Task statement:
Present the following data again exactly as it is shown.

▶

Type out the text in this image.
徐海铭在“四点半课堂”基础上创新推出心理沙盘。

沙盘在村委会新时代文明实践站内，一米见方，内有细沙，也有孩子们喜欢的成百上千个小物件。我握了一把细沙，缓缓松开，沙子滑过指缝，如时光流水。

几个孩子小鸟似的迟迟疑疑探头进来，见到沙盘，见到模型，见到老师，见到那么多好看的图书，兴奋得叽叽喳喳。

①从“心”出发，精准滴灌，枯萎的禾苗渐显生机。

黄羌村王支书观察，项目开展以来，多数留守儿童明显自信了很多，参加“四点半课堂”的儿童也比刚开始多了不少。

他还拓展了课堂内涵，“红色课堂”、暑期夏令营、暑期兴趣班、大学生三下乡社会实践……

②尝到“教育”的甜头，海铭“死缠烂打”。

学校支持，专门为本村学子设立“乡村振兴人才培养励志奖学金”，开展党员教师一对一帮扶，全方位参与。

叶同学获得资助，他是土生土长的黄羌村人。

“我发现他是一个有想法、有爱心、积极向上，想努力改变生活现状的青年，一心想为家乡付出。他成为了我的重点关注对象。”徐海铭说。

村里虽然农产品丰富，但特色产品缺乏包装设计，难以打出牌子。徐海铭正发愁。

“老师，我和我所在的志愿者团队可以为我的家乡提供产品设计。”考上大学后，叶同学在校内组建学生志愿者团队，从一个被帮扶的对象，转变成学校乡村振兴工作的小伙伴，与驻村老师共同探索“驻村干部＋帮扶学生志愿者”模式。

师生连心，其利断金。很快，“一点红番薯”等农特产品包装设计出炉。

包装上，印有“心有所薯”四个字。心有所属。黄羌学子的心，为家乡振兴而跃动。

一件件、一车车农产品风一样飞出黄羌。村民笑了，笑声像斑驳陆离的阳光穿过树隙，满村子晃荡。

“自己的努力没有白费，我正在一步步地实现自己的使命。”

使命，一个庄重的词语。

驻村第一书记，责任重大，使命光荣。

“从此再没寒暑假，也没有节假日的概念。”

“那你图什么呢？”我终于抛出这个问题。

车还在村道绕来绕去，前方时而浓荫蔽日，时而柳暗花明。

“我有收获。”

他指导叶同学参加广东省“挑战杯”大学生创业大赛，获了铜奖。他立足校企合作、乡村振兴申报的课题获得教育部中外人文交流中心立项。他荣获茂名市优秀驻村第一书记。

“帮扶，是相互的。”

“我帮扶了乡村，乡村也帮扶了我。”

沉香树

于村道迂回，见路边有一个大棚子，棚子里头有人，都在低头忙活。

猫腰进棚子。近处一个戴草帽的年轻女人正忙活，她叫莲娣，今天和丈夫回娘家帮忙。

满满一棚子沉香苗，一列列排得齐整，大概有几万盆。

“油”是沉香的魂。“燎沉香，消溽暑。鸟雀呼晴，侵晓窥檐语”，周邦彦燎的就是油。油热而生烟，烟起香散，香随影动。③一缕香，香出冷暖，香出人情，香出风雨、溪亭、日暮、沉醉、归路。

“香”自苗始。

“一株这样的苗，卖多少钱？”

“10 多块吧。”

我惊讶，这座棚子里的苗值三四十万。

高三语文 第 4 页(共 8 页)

◀

Output below:
Type out the text in this image.
徐海铭在“四点半课堂”基础上创新推出心理沙盘。

沙盘在村委会新时代文明实践站内，一米见方，内有细沙，也有孩子们喜欢的成百上千个小物件。我握了一把细沙，缓缓松开，沙子滑过指缝，如时光流水。

几个孩子小鸟似的迟迟疑疑探头进来，见到沙盘，见到模型，见到老师，见到那么多好看的图书，兴奋得叽叽喳喳。

①从“心”出发，精准滴灌，枯萎的禾苗渐显生机。

黄羌村王支书观察，项目开展以来，多数留守儿童明显自信了很多，参加“四点半课堂”的儿童也比刚开始多了不少。

他还拓展了课堂内涵，“红色课堂”、暑期夏令营、暑期兴趣班、大学生三下乡社会实践……

②尝到“教育”的甜头，海铭“死缠烂打”。

学校支持，专门为本村学子设立“乡村振兴人才培养励志奖学金”，开展党员教师一对一帮扶，全方位参与。

叶同学获得资助，他是土生土长的黄羌村人。

“我发现他是一个有想法、有爱心、积极向上，想努力改变生活现状的青年，一心想为家乡付出。他成为了我的重点关注对象。”徐海铭说。

村里虽然农产品丰富，但特色产品缺乏包装设计，难以打出牌子。徐海铭正发愁。

“老师，我和我所在的志愿者团队可以为我的家乡提供产品设计。”考上大学后，叶同学在校内组建学生志愿者团队，从一个被帮扶的对象，转变成学校乡村振兴工作的小伙伴，与驻村老师共同探索“驻村干部＋帮扶学生志愿者”模式。

师生连心，其利断金。很快，“一点红番薯”等农特产品包装设计出炉。

包装上，印有“心有所薯”四个字。心有所属。黄羌学子的心，为家乡振兴而跃动。

一件件、一车车农产品风一样飞出黄羌。村民笑了，笑声像斑驳陆离的阳光穿过树隙，满村子晃荡。

“自己的努力没有白费，我正在一步步地实现自己的使命。”

使命，一个庄重的词语。

驻村第一书记，责任重大，使命光荣。

“从此再没寒暑假，也没有节假日的概念。”

“那你图什么呢？”我终于抛出这个问题。

车还在村道绕来绕去，前方时而浓荫蔽日，时而柳暗花明。

“我有收获。”

他指导叶同学参加广东省“挑战杯”大学生创业大赛，获了铜奖。他立足校企合作、乡村振兴申报的课题获得教育部中外人文交流中心立项。他荣获茂名市优秀驻村第一书记。

“帮扶，是相互的。”

“我帮扶了乡村，乡村也帮扶了我。”

沉香树

于村道迂回，见路边有一个大棚子，棚子里头有人，都在低头忙活。

猫腰进棚子。近处一个戴草帽的年轻女人正忙活，她叫莲娣，今天和丈夫回娘家帮忙。

满满一棚子沉香苗，一列列排得齐整，大概有几万盆。

“油”是沉香的魂。“燎沉香，消溽暑。鸟雀呼晴，侵晓窥檐语”，周邦彦燎的就是油。油热而生烟，烟起香散，香随影动。③一缕香，香出冷暖，香出人情，香出风雨、溪亭、日暮、沉醉、归路。

“香”自苗始。

“一株这样的苗，卖多少钱？”

“10 多块吧。”

我惊讶，这座棚子里的苗值三四十万。

高三语文 第 4 页(共 8 页)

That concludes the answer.